### Set problem
Copy these lines exactly as they are given.

### Data to use
** START **
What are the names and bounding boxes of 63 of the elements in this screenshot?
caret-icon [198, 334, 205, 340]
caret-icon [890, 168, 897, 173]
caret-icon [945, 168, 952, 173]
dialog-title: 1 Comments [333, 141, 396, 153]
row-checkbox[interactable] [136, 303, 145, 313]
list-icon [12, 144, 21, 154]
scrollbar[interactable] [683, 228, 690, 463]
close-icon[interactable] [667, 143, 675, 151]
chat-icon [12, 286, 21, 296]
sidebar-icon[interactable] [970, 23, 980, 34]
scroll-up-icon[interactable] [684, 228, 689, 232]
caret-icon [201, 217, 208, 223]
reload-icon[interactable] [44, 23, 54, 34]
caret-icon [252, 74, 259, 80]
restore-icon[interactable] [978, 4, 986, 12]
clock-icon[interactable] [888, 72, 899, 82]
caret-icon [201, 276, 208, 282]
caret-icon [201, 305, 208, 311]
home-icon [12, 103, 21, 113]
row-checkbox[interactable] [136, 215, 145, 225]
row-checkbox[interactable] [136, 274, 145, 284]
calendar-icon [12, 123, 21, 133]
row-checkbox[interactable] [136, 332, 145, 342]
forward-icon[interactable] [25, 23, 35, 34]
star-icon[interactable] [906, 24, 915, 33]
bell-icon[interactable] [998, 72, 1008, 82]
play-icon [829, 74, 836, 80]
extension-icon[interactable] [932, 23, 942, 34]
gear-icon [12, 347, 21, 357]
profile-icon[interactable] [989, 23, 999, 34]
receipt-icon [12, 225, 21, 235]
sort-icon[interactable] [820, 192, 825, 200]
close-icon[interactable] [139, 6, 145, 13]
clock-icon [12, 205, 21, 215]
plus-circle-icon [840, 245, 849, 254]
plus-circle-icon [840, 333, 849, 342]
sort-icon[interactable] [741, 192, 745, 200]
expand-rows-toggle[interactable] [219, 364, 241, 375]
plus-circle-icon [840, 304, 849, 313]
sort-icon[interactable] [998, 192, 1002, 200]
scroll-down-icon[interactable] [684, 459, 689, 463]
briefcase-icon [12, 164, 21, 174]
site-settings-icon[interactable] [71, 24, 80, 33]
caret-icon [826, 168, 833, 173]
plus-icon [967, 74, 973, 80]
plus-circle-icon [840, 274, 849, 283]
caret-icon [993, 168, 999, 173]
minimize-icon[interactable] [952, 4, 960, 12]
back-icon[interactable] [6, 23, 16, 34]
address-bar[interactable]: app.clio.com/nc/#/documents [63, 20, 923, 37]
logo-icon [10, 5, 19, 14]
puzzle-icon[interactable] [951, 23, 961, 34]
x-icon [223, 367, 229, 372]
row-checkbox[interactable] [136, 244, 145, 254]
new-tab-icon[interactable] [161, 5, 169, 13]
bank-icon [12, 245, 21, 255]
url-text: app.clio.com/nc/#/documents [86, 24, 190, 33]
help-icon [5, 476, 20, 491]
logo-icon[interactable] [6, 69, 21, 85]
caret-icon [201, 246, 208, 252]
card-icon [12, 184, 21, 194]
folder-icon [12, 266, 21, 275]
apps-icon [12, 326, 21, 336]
** END **
### The response
What are the names and bounding boxes of 63 of the elements in this screenshot?
caret-icon [198, 334, 205, 340]
caret-icon [890, 168, 897, 173]
caret-icon [945, 168, 952, 173]
dialog-title: 1 Comments [333, 141, 396, 153]
row-checkbox[interactable] [136, 303, 145, 313]
list-icon [12, 144, 21, 154]
scrollbar[interactable] [683, 228, 690, 463]
close-icon[interactable] [667, 143, 675, 151]
chat-icon [12, 286, 21, 296]
sidebar-icon[interactable] [970, 23, 980, 34]
scroll-up-icon[interactable] [684, 228, 689, 232]
caret-icon [201, 217, 208, 223]
reload-icon[interactable] [44, 23, 54, 34]
caret-icon [252, 74, 259, 80]
restore-icon[interactable] [978, 4, 986, 12]
clock-icon[interactable] [888, 72, 899, 82]
caret-icon [201, 276, 208, 282]
caret-icon [201, 305, 208, 311]
home-icon [12, 103, 21, 113]
row-checkbox[interactable] [136, 215, 145, 225]
row-checkbox[interactable] [136, 274, 145, 284]
calendar-icon [12, 123, 21, 133]
row-checkbox[interactable] [136, 332, 145, 342]
forward-icon[interactable] [25, 23, 35, 34]
star-icon[interactable] [906, 24, 915, 33]
bell-icon[interactable] [998, 72, 1008, 82]
play-icon [829, 74, 836, 80]
extension-icon[interactable] [932, 23, 942, 34]
gear-icon [12, 347, 21, 357]
profile-icon[interactable] [989, 23, 999, 34]
receipt-icon [12, 225, 21, 235]
sort-icon[interactable] [820, 192, 825, 200]
close-icon[interactable] [139, 6, 145, 13]
clock-icon [12, 205, 21, 215]
plus-circle-icon [840, 245, 849, 254]
plus-circle-icon [840, 333, 849, 342]
sort-icon[interactable] [741, 192, 745, 200]
expand-rows-toggle[interactable] [219, 364, 241, 375]
plus-circle-icon [840, 304, 849, 313]
sort-icon[interactable] [998, 192, 1002, 200]
scroll-down-icon[interactable] [684, 459, 689, 463]
briefcase-icon [12, 164, 21, 174]
site-settings-icon[interactable] [71, 24, 80, 33]
caret-icon [826, 168, 833, 173]
plus-icon [967, 74, 973, 80]
plus-circle-icon [840, 274, 849, 283]
caret-icon [993, 168, 999, 173]
minimize-icon[interactable] [952, 4, 960, 12]
back-icon[interactable] [6, 23, 16, 34]
address-bar[interactable]: app.clio.com/nc/#/documents [63, 20, 923, 37]
logo-icon [10, 5, 19, 14]
puzzle-icon[interactable] [951, 23, 961, 34]
x-icon [223, 367, 229, 372]
row-checkbox[interactable] [136, 244, 145, 254]
new-tab-icon[interactable] [161, 5, 169, 13]
bank-icon [12, 245, 21, 255]
url-text: app.clio.com/nc/#/documents [86, 24, 190, 33]
help-icon [5, 476, 20, 491]
logo-icon[interactable] [6, 69, 21, 85]
caret-icon [201, 246, 208, 252]
card-icon [12, 184, 21, 194]
folder-icon [12, 266, 21, 275]
apps-icon [12, 326, 21, 336]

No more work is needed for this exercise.